[Short task]: Report only the number of lines that hold the word "Flood".

[Input]:
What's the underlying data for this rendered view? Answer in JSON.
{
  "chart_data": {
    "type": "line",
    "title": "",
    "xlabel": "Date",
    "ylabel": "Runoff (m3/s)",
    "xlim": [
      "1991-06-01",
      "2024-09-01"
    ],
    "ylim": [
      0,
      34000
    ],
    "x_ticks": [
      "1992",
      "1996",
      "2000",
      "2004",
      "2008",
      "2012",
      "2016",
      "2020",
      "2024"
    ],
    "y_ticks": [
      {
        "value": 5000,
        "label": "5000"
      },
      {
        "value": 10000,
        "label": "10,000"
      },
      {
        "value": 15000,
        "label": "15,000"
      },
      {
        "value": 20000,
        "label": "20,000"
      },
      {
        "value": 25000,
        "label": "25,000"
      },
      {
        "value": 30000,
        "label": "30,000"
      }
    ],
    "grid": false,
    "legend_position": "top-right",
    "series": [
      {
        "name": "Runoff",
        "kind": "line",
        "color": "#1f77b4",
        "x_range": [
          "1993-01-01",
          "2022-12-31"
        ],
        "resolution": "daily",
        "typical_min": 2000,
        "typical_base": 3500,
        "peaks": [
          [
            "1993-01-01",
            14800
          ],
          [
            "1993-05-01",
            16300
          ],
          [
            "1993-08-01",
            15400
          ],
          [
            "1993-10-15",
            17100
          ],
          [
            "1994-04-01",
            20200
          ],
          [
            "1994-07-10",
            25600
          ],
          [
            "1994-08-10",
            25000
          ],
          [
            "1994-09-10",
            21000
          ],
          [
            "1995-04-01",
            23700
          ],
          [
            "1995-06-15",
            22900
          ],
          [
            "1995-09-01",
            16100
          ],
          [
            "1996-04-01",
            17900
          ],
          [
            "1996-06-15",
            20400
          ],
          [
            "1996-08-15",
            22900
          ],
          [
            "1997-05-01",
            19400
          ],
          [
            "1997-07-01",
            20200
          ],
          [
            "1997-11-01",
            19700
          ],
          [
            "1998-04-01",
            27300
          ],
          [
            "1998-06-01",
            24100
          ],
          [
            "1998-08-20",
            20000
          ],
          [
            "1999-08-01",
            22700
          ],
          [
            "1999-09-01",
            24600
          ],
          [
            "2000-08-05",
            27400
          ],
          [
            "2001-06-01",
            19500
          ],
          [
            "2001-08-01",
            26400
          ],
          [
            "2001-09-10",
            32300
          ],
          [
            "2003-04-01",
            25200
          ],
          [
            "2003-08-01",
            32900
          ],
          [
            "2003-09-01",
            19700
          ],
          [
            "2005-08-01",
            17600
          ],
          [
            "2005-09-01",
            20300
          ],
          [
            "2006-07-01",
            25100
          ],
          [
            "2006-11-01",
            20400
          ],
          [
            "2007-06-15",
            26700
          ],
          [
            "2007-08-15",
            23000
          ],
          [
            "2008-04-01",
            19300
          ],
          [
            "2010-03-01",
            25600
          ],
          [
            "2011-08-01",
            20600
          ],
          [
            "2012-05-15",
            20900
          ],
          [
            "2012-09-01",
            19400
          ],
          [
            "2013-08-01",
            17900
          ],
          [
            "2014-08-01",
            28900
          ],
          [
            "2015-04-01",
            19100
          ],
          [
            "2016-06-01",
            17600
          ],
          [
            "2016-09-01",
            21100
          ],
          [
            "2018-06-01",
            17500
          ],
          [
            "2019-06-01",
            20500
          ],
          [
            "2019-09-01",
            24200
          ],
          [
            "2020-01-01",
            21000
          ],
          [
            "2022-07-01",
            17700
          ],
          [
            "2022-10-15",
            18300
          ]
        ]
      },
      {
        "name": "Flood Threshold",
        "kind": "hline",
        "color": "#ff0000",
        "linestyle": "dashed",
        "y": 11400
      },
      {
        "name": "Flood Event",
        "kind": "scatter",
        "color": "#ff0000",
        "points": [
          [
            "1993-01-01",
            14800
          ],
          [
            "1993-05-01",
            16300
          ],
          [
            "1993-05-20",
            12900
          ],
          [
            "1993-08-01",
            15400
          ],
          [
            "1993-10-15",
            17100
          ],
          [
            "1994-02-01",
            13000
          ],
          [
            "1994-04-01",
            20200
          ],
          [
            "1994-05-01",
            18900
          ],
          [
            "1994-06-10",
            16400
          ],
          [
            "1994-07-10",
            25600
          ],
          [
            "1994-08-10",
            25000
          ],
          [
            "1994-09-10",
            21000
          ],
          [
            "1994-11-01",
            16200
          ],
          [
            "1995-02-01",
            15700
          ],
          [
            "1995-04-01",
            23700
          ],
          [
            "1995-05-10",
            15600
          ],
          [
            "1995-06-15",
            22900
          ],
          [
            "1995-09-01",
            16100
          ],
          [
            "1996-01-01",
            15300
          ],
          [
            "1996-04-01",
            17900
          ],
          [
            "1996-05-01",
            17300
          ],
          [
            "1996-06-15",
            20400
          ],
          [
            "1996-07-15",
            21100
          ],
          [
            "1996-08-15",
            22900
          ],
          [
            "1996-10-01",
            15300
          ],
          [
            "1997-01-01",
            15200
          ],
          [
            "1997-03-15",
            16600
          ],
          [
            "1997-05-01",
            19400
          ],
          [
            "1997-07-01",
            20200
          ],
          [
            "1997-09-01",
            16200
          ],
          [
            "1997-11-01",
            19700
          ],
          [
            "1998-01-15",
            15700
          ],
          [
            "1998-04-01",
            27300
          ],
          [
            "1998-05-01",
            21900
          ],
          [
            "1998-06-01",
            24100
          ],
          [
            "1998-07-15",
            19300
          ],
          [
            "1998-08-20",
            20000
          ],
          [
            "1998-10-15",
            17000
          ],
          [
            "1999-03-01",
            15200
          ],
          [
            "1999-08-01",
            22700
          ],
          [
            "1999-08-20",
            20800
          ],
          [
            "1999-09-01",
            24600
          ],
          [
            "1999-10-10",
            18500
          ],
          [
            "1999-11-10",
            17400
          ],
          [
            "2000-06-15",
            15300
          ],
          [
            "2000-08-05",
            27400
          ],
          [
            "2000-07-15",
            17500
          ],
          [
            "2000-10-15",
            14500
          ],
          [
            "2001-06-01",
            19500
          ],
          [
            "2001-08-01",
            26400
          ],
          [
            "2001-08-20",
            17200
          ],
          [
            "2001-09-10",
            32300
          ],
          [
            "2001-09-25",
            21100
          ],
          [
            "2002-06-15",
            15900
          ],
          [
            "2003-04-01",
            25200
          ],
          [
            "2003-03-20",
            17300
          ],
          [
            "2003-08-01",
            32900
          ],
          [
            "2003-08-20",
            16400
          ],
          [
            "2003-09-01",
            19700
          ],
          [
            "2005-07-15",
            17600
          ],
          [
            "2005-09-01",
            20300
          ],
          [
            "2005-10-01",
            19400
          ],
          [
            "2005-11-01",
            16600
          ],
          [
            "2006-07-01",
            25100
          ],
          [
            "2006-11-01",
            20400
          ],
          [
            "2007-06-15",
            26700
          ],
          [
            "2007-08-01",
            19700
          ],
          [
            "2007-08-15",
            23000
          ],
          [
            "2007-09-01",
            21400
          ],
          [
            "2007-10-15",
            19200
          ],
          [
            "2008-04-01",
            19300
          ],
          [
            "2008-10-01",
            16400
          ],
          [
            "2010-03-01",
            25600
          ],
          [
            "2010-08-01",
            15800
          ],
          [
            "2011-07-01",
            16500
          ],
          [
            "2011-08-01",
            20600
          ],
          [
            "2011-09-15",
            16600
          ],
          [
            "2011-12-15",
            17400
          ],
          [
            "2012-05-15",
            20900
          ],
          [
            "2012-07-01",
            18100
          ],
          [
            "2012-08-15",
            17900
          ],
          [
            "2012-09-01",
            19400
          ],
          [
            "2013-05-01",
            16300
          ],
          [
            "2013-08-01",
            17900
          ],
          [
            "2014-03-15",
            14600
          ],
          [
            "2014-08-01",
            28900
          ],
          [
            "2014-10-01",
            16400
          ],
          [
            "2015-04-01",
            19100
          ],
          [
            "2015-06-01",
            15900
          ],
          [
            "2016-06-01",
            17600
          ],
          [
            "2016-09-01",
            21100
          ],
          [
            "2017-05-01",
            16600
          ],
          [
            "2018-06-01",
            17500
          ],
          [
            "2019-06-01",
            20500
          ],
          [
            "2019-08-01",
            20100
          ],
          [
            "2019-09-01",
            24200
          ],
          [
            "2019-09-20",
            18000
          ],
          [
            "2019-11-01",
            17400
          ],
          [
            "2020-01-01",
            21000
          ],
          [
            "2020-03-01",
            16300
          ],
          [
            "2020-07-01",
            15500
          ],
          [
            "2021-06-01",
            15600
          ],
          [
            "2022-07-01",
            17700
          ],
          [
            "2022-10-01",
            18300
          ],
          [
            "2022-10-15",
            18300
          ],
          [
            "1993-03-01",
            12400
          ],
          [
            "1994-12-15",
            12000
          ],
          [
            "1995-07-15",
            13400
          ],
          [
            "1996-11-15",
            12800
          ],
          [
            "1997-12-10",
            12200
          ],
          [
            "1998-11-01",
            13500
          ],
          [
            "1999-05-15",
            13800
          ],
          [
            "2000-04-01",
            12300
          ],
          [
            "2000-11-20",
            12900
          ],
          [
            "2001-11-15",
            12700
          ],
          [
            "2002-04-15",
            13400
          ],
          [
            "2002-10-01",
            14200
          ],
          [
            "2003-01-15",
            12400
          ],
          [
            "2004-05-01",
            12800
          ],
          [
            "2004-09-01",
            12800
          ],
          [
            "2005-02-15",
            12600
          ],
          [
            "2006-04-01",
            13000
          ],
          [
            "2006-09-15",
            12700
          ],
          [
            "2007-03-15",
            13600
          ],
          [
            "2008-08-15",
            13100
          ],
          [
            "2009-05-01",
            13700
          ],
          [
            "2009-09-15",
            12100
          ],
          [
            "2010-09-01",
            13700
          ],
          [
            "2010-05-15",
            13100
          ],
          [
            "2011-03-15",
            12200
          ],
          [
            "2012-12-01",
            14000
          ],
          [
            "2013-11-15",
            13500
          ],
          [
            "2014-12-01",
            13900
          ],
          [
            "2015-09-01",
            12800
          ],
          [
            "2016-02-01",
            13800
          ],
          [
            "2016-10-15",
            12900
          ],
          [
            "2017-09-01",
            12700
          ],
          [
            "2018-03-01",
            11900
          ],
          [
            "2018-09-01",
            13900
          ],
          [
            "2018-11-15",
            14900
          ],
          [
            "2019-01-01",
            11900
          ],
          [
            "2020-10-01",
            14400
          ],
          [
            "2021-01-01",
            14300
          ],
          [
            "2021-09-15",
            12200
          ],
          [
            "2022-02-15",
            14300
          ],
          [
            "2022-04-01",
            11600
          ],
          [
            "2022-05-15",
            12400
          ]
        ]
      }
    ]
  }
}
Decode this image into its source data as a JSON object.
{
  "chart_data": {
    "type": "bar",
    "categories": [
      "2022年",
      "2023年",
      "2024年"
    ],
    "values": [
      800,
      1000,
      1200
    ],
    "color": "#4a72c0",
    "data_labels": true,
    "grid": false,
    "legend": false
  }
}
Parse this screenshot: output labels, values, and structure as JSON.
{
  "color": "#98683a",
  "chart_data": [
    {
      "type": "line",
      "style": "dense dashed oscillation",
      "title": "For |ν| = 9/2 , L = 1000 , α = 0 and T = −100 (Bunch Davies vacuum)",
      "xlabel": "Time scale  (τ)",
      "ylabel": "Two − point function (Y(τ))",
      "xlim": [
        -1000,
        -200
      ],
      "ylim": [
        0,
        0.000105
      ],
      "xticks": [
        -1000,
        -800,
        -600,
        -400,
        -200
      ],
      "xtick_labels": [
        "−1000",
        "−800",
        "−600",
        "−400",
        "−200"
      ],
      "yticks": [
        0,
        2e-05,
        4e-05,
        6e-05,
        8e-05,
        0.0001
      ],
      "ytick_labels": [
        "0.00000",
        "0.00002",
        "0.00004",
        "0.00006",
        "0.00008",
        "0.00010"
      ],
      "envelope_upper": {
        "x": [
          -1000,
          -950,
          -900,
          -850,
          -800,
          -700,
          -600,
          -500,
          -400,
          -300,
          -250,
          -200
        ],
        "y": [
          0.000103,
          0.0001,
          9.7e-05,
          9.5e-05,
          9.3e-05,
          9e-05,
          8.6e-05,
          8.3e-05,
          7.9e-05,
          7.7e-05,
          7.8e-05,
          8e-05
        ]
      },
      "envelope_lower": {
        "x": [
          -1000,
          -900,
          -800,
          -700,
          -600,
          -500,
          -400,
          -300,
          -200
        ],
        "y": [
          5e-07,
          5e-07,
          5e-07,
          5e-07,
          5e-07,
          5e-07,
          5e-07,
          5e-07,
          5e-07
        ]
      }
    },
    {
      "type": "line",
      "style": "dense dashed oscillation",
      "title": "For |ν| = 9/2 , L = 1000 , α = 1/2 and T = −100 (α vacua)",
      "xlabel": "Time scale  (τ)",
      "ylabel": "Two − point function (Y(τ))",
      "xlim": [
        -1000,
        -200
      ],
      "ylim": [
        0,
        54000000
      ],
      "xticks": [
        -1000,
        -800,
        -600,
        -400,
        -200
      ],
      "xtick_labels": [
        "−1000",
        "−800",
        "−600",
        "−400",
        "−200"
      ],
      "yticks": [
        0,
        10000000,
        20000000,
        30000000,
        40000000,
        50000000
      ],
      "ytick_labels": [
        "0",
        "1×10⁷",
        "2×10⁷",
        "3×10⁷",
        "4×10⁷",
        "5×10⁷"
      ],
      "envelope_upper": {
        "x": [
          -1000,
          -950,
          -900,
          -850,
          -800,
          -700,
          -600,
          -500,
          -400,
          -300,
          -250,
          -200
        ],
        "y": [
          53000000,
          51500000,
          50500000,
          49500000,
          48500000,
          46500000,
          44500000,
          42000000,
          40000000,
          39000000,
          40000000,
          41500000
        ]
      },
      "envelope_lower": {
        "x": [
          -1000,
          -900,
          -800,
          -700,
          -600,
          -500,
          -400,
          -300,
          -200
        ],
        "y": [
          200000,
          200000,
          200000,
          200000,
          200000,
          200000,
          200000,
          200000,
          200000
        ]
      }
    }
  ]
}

[Written solution]: 2